■ Selected passage:
>>>>

# Large Breed Pups and Stairs



## Ginny01OT (Dec 3, 2006)

Should large breed puppies be allowed to negotiate steps? What age would you allow a large breed pup to negotiate steps?


----------



## RubesMom (May 1, 2007)

I have a saint pup, and I think they should be allowed to negotiate steps as early as possible, for the exposure more than anything. I realize that large breed pups are not supposed to do a lot of jumping and stair climbing, but doing a step or two here and there is a good way to introduce them to something that is basically unavoidable in life. I started mine off slow; first I would carry him up and down steps, but around 10 or 12 weeks I started letting him try to figure out a step or two at a time---not a whole flight---just a couple of steps such as from a garage into a home or from a yard onto a porch. Up is a whole lot easier than down, and the fewer steps you ask them to take down, the better. I want to give my pup the confidence to try it rather than scare him off by making him face a whole bunch of steps at once. I praise him when he goes up or down and I don't force him to do anything he doesn't feel comfortable doing; I figure he knows his body better than I do, and it's growing so fast that I don't even know how he keeps up with it!

<<<<

■ Dataset extract:
>>>>

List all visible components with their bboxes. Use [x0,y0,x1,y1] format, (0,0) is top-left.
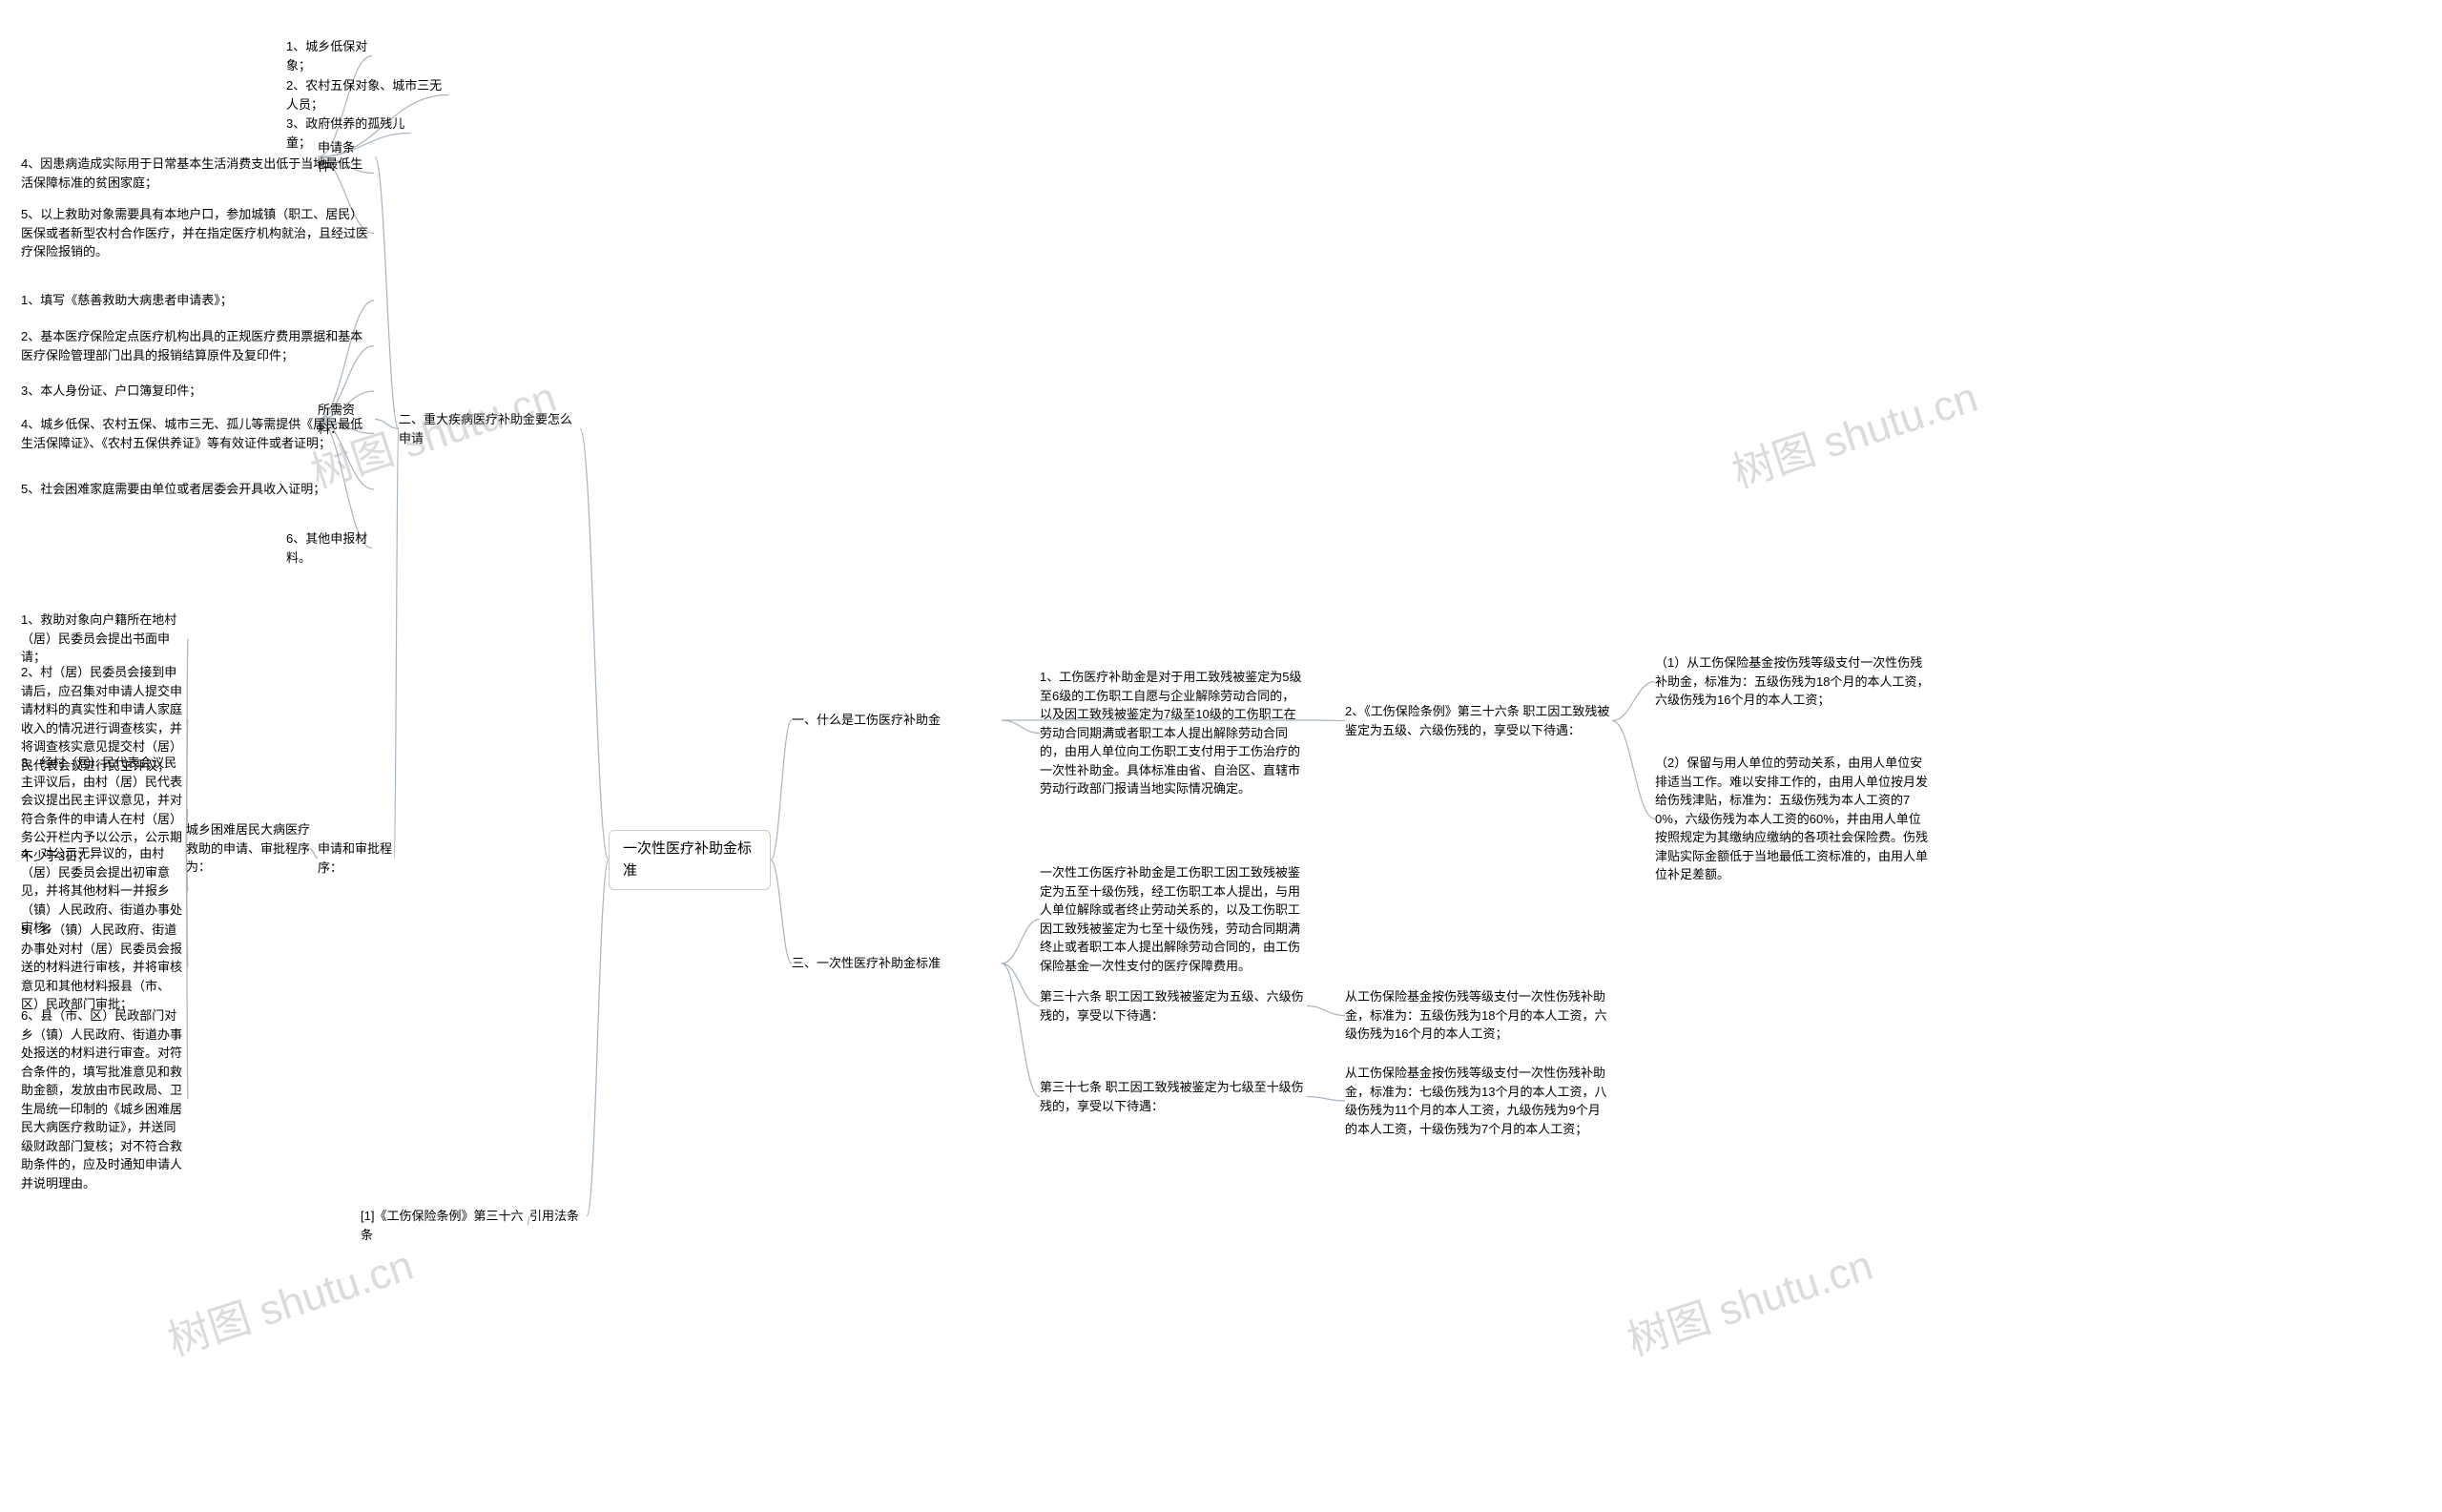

<<<<

■ What is being asked:
In the thread about large breed puppies and stairs, copy the words exactly from "Should large breed" to "(May 1, 2007)".

■ Written reply:
Should large breed puppies be allowed to negotiate steps? What age would you allow a large breed pup to negotiate steps?


----------



## RubesMom (May 1, 2007)